**Prompt:** Your task is to output all the records below, word for word.

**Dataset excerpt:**
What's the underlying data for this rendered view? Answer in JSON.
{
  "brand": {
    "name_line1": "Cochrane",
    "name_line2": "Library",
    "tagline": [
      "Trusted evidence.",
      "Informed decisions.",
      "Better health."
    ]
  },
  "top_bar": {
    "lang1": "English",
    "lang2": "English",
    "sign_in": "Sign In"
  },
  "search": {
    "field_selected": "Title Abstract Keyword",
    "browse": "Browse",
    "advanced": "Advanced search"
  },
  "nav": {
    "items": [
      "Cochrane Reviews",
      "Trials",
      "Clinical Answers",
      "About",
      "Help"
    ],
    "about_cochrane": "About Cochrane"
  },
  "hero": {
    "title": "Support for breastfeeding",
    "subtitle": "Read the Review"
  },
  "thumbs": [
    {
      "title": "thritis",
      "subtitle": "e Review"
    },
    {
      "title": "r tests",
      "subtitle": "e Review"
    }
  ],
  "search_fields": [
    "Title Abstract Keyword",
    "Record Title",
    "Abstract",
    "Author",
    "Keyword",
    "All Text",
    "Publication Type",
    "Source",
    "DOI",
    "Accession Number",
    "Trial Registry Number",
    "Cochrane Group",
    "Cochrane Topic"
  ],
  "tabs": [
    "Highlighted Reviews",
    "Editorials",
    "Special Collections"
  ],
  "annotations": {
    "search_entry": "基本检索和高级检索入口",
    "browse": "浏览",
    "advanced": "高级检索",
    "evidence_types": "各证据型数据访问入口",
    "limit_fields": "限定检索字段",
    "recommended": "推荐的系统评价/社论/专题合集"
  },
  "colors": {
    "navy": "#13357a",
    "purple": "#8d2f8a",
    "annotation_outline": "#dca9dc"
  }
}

**Task response:**
What's the underlying data for this rendered view? Answer in JSON.
{
  "brand": {
    "name_line1": "Cochrane",
    "name_line2": "Library",
    "tagline": [
      "Trusted evidence.",
      "Informed decisions.",
      "Better health."
    ]
  },
  "top_bar": {
    "lang1": "English",
    "lang2": "English",
    "sign_in": "Sign In"
  },
  "search": {
    "field_selected": "Title Abstract Keyword",
    "browse": "Browse",
    "advanced": "Advanced search"
  },
  "nav": {
    "items": [
      "Cochrane Reviews",
      "Trials",
      "Clinical Answers",
      "About",
      "Help"
    ],
    "about_cochrane": "About Cochrane"
  },
  "hero": {
    "title": "Support for breastfeeding",
    "subtitle": "Read the Review"
  },
  "thumbs": [
    {
      "title": "thritis",
      "subtitle": "e Review"
    },
    {
      "title": "r tests",
      "subtitle": "e Review"
    }
  ],
  "search_fields": [
    "Title Abstract Keyword",
    "Record Title",
    "Abstract",
    "Author",
    "Keyword",
    "All Text",
    "Publication Type",
    "Source",
    "DOI",
    "Accession Number",
    "Trial Registry Number",
    "Cochrane Group",
    "Cochrane Topic"
  ],
  "tabs": [
    "Highlighted Reviews",
    "Editorials",
    "Special Collections"
  ],
  "annotations": {
    "search_entry": "基本检索和高级检索入口",
    "browse": "浏览",
    "advanced": "高级检索",
    "evidence_types": "各证据型数据访问入口",
    "limit_fields": "限定检索字段",
    "recommended": "推荐的系统评价/社论/专题合集"
  },
  "colors": {
    "navy": "#13357a",
    "purple": "#8d2f8a",
    "annotation_outline": "#dca9dc"
  }
}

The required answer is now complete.